Data supplied ->
------------------------
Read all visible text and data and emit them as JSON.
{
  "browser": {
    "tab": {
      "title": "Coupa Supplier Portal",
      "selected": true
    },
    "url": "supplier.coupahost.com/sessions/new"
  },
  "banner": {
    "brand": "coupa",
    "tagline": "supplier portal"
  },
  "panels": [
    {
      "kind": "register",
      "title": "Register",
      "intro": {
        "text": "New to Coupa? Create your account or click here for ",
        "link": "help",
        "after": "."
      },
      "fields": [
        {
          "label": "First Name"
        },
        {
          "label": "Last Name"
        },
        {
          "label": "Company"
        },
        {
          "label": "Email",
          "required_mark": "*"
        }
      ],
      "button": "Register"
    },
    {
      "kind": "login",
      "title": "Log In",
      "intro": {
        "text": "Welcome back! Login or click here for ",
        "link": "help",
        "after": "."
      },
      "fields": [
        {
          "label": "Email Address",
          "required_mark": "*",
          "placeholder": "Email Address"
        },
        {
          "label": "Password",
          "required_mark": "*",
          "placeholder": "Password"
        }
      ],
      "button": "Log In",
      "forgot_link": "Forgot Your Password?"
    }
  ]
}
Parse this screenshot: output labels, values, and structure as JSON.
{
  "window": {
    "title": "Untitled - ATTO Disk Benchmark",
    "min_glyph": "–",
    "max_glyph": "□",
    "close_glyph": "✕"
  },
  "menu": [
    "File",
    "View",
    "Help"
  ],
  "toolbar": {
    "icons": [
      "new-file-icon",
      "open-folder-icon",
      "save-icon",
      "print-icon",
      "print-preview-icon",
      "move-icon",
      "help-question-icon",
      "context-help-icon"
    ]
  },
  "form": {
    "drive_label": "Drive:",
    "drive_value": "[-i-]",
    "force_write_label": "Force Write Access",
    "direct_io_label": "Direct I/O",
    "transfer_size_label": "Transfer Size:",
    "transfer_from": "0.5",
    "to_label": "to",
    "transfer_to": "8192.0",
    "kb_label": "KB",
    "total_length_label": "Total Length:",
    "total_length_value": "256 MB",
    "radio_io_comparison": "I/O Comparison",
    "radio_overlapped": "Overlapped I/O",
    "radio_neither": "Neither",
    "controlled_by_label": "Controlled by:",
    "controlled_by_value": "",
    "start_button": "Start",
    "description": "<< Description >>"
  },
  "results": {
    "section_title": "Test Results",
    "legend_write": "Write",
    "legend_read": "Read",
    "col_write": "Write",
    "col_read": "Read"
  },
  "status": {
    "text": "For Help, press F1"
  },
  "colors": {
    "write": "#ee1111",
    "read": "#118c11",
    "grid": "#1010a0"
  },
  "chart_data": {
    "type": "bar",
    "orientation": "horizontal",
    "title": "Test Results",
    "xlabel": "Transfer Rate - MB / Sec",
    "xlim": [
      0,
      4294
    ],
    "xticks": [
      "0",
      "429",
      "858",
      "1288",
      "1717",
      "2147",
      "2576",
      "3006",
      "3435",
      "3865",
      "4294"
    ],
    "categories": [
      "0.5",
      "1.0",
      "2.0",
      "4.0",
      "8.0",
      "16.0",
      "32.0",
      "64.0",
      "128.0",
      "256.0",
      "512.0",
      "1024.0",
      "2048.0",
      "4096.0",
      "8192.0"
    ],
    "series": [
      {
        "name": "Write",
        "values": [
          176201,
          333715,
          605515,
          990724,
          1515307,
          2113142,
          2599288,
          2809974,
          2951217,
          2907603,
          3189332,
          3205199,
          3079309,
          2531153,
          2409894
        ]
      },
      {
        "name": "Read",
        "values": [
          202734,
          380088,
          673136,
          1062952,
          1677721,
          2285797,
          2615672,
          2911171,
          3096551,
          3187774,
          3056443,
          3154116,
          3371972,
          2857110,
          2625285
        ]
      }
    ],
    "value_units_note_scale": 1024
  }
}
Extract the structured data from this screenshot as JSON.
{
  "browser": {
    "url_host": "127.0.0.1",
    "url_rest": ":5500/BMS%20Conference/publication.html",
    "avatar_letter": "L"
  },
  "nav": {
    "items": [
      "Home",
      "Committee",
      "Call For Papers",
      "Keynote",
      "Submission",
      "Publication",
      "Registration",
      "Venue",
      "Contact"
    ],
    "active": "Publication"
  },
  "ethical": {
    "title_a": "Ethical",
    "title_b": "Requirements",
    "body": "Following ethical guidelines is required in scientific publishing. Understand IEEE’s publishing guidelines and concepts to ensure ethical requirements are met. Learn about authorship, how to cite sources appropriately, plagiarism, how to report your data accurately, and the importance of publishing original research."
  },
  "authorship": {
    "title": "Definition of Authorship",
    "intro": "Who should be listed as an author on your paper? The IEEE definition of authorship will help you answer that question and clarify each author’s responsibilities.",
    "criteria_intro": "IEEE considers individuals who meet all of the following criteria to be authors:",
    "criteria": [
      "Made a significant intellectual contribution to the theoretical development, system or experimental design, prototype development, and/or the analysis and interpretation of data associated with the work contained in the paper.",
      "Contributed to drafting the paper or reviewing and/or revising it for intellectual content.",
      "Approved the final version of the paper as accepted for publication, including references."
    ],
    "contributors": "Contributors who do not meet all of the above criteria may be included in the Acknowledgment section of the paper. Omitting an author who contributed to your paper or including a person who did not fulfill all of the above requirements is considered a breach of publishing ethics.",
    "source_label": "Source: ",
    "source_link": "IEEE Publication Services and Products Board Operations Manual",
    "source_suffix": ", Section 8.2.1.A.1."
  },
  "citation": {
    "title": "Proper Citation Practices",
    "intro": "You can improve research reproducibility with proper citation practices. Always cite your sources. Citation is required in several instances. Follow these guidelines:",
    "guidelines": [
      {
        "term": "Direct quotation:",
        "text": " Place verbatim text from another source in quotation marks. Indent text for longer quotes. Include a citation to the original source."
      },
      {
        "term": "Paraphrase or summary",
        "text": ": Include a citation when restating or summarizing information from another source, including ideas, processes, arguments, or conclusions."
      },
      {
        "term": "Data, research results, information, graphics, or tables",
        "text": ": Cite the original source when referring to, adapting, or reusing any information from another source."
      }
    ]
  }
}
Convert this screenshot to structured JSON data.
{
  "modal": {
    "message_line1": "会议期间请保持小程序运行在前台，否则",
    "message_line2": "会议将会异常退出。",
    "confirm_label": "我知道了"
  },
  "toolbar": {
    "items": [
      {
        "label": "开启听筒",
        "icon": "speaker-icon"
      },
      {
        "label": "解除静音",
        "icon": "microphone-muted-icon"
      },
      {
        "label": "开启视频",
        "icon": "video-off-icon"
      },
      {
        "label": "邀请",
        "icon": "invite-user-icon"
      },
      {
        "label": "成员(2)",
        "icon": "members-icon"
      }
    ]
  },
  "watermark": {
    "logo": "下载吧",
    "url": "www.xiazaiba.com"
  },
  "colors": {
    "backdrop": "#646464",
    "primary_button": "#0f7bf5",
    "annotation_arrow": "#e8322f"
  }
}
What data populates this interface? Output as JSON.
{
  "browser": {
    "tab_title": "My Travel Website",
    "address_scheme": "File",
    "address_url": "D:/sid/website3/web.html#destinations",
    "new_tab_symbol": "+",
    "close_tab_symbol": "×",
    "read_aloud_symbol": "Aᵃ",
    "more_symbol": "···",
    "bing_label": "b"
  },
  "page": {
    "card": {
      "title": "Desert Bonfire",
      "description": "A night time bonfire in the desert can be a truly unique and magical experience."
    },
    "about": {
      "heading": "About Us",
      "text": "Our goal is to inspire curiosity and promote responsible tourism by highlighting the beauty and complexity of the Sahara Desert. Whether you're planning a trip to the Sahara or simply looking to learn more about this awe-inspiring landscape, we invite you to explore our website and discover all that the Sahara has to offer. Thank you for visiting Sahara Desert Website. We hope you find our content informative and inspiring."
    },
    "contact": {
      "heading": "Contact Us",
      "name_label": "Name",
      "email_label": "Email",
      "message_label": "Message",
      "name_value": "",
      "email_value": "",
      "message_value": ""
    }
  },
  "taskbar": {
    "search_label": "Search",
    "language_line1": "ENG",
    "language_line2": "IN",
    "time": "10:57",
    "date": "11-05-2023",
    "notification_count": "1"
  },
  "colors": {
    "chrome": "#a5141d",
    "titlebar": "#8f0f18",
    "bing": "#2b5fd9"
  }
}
------------------------
Problem to solve -> Return each line among the entries that holds the word "Test".

Solution for this task ->
    "section_title": "Test Results",
    "title": "Test Results",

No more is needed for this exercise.